● **Exercise input**
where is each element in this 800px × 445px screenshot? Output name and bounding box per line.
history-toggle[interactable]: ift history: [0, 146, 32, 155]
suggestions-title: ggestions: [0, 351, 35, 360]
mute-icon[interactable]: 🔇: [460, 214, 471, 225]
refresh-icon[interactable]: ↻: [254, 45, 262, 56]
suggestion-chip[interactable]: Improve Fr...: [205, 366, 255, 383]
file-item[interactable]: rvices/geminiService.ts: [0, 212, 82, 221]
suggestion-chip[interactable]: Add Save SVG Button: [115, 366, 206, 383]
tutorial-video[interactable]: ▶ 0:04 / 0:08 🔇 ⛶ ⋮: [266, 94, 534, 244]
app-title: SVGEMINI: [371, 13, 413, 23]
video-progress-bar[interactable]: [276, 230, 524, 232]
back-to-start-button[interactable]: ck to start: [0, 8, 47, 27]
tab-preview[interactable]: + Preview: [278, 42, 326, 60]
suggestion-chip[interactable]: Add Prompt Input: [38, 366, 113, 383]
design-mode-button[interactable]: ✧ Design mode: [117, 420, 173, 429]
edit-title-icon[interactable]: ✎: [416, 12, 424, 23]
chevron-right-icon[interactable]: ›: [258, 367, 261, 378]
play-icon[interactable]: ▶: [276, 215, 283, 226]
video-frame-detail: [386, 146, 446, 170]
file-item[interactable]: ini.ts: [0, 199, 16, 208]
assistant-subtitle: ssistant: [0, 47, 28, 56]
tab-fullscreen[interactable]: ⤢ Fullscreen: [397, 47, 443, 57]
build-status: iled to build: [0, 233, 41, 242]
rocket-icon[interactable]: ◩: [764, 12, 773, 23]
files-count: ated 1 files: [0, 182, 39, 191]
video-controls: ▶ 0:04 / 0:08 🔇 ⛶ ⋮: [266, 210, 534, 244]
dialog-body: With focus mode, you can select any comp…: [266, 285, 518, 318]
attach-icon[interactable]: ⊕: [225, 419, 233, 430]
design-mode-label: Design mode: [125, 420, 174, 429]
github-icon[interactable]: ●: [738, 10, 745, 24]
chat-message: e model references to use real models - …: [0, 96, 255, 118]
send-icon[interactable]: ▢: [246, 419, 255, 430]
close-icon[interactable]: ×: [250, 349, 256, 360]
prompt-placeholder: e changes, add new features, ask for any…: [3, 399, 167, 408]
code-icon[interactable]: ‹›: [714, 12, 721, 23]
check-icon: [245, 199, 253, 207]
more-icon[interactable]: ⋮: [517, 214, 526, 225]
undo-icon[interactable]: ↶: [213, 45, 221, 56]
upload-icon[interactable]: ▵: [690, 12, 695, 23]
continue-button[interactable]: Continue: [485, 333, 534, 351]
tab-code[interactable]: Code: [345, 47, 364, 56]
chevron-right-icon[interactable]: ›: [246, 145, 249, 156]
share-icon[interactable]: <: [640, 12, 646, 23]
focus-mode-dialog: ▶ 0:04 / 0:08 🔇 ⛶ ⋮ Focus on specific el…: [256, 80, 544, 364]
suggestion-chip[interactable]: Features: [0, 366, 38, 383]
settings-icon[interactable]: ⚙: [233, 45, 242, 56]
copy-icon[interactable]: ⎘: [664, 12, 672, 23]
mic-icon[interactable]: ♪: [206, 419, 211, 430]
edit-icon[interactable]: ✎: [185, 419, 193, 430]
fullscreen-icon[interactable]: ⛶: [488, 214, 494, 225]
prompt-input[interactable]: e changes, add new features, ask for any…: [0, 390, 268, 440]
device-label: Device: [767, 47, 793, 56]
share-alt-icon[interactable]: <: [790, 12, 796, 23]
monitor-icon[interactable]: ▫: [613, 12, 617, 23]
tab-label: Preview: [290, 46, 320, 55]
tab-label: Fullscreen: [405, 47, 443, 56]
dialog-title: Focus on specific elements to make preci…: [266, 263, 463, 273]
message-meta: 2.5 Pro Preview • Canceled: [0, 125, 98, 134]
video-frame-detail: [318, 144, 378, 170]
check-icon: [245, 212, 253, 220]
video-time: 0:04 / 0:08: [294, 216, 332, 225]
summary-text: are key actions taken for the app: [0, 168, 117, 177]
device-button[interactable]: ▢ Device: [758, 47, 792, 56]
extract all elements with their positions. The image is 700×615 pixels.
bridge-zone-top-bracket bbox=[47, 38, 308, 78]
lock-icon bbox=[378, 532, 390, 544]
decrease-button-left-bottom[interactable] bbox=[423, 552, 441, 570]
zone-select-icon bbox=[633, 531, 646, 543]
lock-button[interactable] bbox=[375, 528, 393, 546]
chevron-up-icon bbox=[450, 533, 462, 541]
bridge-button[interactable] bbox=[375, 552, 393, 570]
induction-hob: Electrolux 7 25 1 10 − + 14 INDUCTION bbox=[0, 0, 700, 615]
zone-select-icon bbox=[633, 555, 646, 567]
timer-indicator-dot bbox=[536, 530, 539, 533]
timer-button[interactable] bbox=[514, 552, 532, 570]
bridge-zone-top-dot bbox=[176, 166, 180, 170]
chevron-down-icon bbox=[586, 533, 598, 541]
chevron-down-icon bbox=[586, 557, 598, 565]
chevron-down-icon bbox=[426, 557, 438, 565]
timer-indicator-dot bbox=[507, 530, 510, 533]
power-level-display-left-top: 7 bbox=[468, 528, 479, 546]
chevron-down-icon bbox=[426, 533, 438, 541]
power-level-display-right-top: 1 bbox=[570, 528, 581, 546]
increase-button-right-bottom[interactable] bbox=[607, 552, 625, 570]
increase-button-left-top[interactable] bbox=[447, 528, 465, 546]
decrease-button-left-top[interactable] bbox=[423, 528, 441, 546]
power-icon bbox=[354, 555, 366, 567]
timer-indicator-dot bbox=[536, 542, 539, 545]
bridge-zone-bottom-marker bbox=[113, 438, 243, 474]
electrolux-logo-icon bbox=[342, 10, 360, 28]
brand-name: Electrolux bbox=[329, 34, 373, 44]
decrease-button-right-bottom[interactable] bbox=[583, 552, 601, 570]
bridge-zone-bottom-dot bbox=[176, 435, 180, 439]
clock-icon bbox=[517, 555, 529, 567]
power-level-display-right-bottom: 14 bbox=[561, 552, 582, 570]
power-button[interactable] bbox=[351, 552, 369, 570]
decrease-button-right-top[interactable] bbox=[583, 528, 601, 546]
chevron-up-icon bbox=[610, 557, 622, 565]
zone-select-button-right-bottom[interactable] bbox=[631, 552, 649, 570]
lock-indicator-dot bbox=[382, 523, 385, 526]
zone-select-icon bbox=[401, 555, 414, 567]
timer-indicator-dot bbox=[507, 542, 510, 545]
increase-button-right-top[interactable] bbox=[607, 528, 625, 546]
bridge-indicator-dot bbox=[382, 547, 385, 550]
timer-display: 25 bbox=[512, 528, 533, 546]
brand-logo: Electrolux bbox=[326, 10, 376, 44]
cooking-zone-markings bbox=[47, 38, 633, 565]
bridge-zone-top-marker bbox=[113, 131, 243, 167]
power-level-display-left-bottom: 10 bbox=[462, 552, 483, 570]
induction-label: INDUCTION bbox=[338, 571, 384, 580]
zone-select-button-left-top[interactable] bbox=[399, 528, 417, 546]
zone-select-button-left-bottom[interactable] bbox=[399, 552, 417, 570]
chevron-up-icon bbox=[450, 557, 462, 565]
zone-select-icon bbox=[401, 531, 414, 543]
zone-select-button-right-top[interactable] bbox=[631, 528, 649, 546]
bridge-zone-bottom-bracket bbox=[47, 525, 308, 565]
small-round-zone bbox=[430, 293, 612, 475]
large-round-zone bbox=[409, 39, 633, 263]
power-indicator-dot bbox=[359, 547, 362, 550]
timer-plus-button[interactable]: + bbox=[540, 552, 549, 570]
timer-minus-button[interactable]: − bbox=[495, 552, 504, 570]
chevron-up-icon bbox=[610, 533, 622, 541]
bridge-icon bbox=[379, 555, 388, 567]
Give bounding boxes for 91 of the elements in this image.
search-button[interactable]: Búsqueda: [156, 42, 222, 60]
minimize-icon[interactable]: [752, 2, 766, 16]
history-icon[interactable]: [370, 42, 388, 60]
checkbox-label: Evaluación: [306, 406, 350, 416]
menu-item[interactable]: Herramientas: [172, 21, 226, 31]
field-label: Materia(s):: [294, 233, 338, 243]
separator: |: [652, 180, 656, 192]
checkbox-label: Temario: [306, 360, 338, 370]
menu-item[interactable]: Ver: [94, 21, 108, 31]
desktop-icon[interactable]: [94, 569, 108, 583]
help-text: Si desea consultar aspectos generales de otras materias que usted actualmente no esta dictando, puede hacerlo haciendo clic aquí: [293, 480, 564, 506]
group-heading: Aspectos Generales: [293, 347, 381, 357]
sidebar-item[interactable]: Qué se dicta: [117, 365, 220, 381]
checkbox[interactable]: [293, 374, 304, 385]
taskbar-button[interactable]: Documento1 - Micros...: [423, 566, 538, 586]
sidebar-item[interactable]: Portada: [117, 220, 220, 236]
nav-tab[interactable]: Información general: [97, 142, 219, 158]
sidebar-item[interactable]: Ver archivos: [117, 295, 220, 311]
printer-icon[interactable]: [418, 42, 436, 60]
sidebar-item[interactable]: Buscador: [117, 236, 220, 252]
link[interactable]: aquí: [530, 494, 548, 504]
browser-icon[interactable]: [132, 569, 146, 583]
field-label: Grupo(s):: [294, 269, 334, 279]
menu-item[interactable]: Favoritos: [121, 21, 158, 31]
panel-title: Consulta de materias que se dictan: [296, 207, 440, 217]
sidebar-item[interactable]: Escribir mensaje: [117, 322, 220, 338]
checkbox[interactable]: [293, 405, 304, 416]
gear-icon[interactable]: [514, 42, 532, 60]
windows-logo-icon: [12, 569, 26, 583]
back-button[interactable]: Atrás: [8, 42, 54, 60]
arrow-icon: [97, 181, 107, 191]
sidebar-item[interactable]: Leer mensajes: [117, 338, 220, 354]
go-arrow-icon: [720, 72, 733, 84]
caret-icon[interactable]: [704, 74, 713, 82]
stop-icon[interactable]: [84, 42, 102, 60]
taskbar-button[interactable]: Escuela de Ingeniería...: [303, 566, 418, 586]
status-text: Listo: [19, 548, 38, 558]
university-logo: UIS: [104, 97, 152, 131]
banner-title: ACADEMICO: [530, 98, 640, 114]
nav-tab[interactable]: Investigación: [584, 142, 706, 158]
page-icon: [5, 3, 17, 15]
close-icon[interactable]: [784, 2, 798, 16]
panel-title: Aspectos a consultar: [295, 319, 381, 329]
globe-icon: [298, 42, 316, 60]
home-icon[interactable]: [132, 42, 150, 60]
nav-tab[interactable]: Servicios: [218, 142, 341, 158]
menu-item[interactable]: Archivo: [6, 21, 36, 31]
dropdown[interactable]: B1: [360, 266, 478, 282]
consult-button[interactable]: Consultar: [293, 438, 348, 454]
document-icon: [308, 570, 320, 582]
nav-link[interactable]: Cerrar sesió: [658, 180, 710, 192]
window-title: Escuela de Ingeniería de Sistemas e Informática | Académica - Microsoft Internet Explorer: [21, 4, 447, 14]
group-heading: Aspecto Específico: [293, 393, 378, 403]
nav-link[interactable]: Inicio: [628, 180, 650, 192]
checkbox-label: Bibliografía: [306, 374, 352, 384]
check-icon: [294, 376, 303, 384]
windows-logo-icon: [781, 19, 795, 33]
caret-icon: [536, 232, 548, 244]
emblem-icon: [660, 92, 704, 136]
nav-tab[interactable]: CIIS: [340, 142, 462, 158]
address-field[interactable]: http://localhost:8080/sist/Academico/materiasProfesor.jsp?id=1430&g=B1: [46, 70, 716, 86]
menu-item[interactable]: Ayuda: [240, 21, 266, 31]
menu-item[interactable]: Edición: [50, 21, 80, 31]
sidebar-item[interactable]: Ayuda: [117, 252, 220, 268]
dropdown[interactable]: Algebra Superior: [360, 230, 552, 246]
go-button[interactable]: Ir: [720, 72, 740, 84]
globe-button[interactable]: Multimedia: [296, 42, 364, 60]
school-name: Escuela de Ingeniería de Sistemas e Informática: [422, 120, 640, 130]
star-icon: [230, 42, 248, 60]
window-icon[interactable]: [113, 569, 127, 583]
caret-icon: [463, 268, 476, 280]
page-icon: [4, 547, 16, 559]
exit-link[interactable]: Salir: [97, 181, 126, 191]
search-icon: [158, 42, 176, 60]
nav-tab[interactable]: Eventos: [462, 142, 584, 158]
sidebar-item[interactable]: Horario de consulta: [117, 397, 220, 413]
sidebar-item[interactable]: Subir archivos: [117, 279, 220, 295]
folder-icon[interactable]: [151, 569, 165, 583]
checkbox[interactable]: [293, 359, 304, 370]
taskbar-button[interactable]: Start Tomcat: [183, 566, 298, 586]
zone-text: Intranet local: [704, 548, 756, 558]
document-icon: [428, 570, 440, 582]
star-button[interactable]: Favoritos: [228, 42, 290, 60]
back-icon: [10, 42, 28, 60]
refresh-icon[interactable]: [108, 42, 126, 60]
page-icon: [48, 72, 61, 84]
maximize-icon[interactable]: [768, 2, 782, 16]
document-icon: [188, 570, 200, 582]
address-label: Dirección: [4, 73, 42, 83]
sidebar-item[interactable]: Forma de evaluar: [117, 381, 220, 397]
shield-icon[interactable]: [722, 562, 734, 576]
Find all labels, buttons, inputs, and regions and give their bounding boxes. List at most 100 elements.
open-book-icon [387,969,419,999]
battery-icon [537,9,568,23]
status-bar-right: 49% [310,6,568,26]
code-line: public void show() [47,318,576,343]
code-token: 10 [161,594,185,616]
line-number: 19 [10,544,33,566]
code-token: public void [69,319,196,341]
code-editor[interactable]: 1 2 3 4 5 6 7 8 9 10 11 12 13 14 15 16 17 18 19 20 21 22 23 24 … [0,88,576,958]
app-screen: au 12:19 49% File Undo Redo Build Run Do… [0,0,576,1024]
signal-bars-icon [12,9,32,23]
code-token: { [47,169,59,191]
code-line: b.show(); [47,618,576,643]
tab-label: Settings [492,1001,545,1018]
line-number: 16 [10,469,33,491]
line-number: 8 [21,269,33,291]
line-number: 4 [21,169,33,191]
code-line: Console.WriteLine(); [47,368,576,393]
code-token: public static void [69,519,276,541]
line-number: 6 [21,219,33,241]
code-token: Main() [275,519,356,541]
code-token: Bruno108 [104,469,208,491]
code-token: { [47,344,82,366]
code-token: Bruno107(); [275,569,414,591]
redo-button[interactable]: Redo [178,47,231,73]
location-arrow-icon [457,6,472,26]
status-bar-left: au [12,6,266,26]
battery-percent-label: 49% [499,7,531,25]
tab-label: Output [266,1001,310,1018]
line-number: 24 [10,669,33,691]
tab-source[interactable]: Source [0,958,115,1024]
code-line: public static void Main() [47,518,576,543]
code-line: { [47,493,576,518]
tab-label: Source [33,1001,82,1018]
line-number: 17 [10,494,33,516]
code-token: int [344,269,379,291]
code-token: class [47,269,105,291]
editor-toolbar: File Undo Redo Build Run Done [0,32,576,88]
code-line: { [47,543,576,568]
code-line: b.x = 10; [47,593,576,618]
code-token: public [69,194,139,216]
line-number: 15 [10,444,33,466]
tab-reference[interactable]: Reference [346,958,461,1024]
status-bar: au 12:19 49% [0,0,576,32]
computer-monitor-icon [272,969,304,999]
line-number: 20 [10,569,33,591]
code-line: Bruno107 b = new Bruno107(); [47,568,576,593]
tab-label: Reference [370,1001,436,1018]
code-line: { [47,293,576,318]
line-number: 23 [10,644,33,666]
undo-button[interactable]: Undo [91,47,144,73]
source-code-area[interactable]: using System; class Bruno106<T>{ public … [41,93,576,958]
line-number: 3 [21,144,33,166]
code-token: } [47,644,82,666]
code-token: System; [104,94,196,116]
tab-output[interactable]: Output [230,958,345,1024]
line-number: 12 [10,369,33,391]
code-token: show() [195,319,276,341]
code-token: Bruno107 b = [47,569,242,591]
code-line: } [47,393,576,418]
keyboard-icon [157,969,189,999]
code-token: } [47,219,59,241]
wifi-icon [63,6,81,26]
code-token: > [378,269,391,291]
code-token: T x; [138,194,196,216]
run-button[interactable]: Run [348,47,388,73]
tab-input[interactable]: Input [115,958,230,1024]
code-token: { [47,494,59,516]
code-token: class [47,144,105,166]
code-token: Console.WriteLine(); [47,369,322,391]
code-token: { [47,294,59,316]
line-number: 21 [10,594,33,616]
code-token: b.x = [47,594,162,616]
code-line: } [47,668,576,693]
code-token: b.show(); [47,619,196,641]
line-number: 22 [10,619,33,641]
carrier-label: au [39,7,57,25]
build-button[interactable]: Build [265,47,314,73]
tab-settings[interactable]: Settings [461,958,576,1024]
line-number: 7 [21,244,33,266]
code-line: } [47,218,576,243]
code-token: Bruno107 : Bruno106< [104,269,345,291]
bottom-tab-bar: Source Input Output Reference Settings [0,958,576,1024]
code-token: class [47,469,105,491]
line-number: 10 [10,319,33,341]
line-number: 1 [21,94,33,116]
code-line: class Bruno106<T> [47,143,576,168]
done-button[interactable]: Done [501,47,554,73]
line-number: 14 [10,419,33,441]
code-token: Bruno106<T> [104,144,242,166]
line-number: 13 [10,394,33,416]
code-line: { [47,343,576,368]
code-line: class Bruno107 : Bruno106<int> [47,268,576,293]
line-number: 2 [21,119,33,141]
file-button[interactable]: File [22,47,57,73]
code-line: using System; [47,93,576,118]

● **What to produce**
Copy out the entries above from their first line through the line containing "build-status: iled to", inclusive, without changing anything.

● **Exercise output**
where is each element in this 800px × 445px screenshot? Output name and bounding box per line.
history-toggle[interactable]: ift history: [0, 146, 32, 155]
suggestions-title: ggestions: [0, 351, 35, 360]
mute-icon[interactable]: 🔇: [460, 214, 471, 225]
refresh-icon[interactable]: ↻: [254, 45, 262, 56]
suggestion-chip[interactable]: Improve Fr...: [205, 366, 255, 383]
file-item[interactable]: rvices/geminiService.ts: [0, 212, 82, 221]
suggestion-chip[interactable]: Add Save SVG Button: [115, 366, 206, 383]
tutorial-video[interactable]: ▶ 0:04 / 0:08 🔇 ⛶ ⋮: [266, 94, 534, 244]
app-title: SVGEMINI: [371, 13, 413, 23]
video-progress-bar[interactable]: [276, 230, 524, 232]
back-to-start-button[interactable]: ck to start: [0, 8, 47, 27]
tab-preview[interactable]: + Preview: [278, 42, 326, 60]
suggestion-chip[interactable]: Add Prompt Input: [38, 366, 113, 383]
design-mode-button[interactable]: ✧ Design mode: [117, 420, 173, 429]
edit-title-icon[interactable]: ✎: [416, 12, 424, 23]
chevron-right-icon[interactable]: ›: [258, 367, 261, 378]
play-icon[interactable]: ▶: [276, 215, 283, 226]
video-frame-detail: [386, 146, 446, 170]
file-item[interactable]: ini.ts: [0, 199, 16, 208]
assistant-subtitle: ssistant: [0, 47, 28, 56]
tab-fullscreen[interactable]: ⤢ Fullscreen: [397, 47, 443, 57]
build-status: iled to build: [0, 233, 41, 242]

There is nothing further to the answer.